EXERCISE DETAILS :: Print the records again, character for character.

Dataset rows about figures
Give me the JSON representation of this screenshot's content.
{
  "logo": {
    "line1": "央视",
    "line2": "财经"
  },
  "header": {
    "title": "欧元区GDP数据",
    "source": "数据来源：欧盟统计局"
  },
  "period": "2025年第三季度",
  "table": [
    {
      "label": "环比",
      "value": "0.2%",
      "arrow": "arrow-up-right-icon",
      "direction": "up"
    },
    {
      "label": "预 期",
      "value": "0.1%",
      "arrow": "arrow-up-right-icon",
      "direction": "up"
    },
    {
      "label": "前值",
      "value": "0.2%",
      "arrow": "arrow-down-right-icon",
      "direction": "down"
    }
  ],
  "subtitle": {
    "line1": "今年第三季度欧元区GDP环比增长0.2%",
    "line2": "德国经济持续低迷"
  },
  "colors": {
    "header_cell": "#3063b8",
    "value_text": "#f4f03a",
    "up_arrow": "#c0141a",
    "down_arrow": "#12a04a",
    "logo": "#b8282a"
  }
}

ANSWER IN FULL ::
Give me the JSON representation of this screenshot's content.
{
  "logo": {
    "line1": "央视",
    "line2": "财经"
  },
  "header": {
    "title": "欧元区GDP数据",
    "source": "数据来源：欧盟统计局"
  },
  "period": "2025年第三季度",
  "table": [
    {
      "label": "环比",
      "value": "0.2%",
      "arrow": "arrow-up-right-icon",
      "direction": "up"
    },
    {
      "label": "预 期",
      "value": "0.1%",
      "arrow": "arrow-up-right-icon",
      "direction": "up"
    },
    {
      "label": "前值",
      "value": "0.2%",
      "arrow": "arrow-down-right-icon",
      "direction": "down"
    }
  ],
  "subtitle": {
    "line1": "今年第三季度欧元区GDP环比增长0.2%",
    "line2": "德国经济持续低迷"
  },
  "colors": {
    "header_cell": "#3063b8",
    "value_text": "#f4f03a",
    "up_arrow": "#c0141a",
    "down_arrow": "#12a04a",
    "logo": "#b8282a"
  }
}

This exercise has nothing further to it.